What the task requires: Identify the lines holding "суггестия" and copy them.

Entries supplied:
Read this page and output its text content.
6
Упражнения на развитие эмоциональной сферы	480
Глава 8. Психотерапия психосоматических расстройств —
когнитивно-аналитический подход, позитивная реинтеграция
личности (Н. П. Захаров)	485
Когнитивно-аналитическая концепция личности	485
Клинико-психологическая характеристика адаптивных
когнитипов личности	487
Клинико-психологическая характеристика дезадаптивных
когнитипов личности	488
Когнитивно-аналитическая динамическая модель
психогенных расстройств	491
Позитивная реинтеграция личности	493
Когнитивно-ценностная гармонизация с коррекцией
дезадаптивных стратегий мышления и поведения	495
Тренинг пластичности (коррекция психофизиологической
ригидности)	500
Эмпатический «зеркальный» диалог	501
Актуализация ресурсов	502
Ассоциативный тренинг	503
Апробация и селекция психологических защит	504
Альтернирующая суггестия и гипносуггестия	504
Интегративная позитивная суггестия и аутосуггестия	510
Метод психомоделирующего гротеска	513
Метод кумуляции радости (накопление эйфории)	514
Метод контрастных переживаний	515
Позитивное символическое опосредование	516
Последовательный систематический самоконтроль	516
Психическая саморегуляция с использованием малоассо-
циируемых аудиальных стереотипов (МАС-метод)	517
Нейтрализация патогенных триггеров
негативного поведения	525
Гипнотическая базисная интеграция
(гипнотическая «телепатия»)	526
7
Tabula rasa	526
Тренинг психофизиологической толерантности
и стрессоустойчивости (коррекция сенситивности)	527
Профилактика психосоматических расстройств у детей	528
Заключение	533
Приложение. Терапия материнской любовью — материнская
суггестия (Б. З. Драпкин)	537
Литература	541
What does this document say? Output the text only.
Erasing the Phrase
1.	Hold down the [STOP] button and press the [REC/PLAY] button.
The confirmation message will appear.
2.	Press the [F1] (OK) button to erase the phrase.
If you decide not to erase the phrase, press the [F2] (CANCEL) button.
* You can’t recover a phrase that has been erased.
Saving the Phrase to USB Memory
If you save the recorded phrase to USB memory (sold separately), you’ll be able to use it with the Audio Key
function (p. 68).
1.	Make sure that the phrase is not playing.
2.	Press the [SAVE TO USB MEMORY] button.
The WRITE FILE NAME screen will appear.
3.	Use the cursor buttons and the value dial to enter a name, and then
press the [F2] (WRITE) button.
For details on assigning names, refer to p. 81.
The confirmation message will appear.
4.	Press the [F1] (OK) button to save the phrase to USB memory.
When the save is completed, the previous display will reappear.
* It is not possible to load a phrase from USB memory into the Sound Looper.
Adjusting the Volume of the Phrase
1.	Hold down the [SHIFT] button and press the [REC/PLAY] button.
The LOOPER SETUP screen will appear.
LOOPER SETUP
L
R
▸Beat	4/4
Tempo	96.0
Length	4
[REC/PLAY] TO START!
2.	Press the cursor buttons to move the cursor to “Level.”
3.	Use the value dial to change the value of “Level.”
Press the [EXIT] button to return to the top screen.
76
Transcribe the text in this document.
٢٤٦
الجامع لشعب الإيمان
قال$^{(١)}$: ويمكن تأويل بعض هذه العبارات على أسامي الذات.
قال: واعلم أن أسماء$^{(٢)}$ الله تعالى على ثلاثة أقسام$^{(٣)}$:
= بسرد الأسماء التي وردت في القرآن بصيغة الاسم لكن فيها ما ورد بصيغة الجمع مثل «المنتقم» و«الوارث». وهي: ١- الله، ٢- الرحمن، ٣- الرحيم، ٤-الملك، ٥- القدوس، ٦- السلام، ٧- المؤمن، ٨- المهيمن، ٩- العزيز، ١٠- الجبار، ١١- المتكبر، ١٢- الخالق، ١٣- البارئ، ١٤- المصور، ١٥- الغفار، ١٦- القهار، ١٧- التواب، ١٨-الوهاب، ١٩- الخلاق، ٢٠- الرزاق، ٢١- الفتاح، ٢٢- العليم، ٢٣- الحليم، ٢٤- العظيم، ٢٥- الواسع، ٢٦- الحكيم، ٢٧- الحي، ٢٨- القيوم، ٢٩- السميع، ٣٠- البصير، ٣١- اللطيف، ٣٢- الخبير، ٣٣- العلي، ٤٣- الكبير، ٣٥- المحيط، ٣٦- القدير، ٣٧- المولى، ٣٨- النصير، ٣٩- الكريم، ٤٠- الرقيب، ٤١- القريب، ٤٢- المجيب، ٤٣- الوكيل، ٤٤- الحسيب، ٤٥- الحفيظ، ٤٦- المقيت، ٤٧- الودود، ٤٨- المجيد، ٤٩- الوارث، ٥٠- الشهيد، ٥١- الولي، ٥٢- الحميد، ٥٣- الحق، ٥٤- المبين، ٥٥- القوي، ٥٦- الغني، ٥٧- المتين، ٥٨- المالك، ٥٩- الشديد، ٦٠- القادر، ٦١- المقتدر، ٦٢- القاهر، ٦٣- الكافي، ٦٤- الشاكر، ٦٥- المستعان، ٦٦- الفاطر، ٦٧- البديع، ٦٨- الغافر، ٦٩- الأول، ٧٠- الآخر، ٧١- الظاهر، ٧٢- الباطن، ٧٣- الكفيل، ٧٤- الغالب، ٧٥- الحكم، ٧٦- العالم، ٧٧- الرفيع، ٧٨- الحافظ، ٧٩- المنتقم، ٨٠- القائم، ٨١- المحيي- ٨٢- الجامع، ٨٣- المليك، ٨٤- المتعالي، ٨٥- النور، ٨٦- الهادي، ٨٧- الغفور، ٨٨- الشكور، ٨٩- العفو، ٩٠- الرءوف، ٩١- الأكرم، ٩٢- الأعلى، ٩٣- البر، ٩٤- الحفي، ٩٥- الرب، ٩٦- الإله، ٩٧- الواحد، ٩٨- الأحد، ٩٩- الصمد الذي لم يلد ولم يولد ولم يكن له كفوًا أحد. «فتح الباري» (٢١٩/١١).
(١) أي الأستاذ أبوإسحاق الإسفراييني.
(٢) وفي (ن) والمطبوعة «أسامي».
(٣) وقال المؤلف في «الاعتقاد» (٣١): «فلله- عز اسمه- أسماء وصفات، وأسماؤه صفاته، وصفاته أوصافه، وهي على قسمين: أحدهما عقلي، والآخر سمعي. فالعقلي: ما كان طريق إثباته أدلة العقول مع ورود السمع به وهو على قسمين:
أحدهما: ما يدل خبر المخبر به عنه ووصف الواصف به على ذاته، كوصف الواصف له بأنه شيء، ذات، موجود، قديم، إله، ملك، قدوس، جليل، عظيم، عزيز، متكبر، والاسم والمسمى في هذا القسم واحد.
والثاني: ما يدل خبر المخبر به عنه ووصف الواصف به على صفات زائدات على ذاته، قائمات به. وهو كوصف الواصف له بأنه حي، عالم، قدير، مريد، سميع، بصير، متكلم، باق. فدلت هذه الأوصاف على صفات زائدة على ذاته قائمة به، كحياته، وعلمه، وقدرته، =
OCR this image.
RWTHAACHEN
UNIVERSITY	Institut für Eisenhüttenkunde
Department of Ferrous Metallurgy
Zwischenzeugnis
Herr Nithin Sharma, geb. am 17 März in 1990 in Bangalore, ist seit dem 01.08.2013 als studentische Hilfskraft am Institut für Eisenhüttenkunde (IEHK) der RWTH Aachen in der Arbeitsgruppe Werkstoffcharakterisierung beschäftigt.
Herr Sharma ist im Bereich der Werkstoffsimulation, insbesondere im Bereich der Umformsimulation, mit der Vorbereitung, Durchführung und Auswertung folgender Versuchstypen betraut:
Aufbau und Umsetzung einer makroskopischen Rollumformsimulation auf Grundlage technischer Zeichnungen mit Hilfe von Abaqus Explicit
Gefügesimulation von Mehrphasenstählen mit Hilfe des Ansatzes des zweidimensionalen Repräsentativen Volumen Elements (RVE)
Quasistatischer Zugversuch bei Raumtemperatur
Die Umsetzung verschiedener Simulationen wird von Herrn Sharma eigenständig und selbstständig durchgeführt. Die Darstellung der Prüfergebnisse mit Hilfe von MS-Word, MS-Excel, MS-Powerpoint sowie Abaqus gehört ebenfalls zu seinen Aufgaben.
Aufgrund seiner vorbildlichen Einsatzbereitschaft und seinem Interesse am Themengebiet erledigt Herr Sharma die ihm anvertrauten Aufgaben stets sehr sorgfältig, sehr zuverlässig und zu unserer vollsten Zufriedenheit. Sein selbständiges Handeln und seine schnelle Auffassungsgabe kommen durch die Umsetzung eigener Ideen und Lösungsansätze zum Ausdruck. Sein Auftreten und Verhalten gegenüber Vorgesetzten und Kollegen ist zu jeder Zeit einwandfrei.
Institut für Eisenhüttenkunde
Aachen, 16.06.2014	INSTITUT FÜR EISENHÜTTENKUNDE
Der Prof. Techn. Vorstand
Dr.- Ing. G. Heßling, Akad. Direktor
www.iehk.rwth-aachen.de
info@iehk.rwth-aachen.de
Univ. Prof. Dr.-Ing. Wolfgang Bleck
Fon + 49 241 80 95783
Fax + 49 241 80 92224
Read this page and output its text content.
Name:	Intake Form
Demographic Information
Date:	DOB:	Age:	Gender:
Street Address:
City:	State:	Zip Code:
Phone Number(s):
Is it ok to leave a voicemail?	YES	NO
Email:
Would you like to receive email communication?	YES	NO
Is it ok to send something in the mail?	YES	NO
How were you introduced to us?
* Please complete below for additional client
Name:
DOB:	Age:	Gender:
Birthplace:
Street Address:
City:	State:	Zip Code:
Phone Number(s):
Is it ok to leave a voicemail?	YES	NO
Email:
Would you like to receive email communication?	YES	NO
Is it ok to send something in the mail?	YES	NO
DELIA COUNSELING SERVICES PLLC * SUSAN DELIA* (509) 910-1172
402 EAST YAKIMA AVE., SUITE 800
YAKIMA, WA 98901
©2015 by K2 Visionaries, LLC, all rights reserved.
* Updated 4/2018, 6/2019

Solved problem:
Альтернирующая суггестия и гипносуггестия	504
Интегративная позитивная суггестия и аутосуггестия	510
суггестия (Б. З. Драпкин)	537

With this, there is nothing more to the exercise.